┏━━
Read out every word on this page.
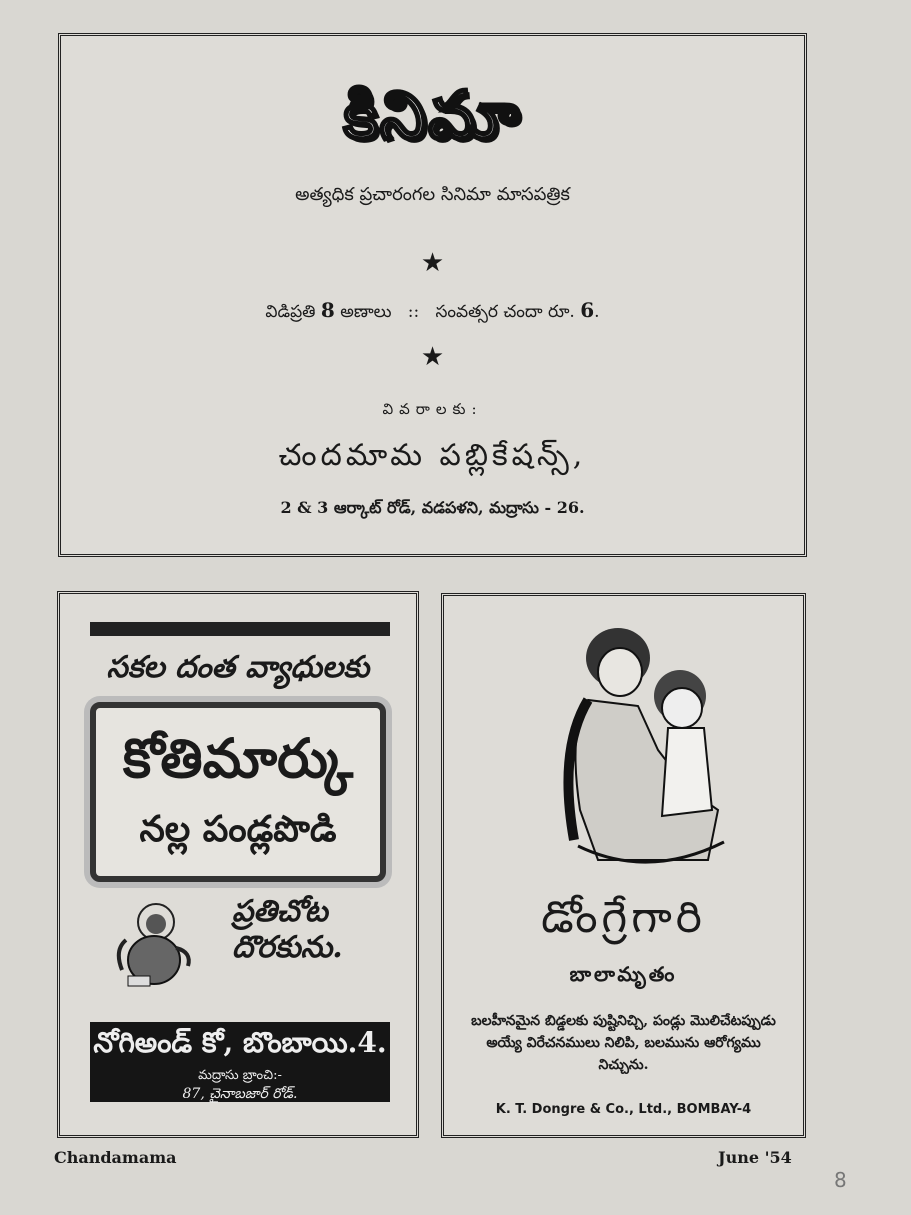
కినిమా
అత్యధిక ప్రచారంగల సినిమా మాసపత్రిక
★
విడిప్రతి 8 అణాలు :: సంవత్సర చందా రూ. 6.
★
వివరాలకు:
చందమామ పబ్లికేషన్స్,
2 & 3 ఆర్కాట్ రోడ్, వడపళని, మద్రాసు - 26.
సకల దంత వ్యాధులకు
కోతిమార్కు
నల్ల పండ్లపొడి
ప్రతిచోట
దొరకును.
నోగిఅండ్ కో, బొంబాయి.4.
మద్రాసు బ్రాంచి:-
87, చైనాబజార్ రోడ్.
డోంగ్రేగారి
బాలామృతం
బలహీనమైన బిడ్డలకు పుష్టినిచ్చి, పండ్లు మొలిచేటప్పుడు అయ్యే విరేచనములు నిలిపి, బలమును ఆరోగ్యము నిచ్చును.
K. T. Dongre & Co., Ltd., BOMBAY-4
Chandamama	June '54
8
┗━━
Set problem:
Copy the material above exactly and drop the pictures.

Reply:
Read out every word on this page.
కినిమా
అత్యధిక ప్రచారంగల సినిమా మాసపత్రిక
★
విడిప్రతి 8 అణాలు :: సంవత్సర చందా రూ. 6.
★
వివరాలకు:
చందమామ పబ్లికేషన్స్,
2 & 3 ఆర్కాట్ రోడ్, వడపళని, మద్రాసు - 26.
సకల దంత వ్యాధులకు
కోతిమార్కు
నల్ల పండ్లపొడి
ప్రతిచోట
దొరకును.
నోగిఅండ్ కో, బొంబాయి.4.
మద్రాసు బ్రాంచి:-
87, చైనాబజార్ రోడ్.
డోంగ్రేగారి
బాలామృతం
బలహీనమైన బిడ్డలకు పుష్టినిచ్చి, పండ్లు మొలిచేటప్పుడు అయ్యే విరేచనములు నిలిపి, బలమును ఆరోగ్యము నిచ్చును.
K. T. Dongre & Co., Ltd., BOMBAY-4
Chandamama	June '54
8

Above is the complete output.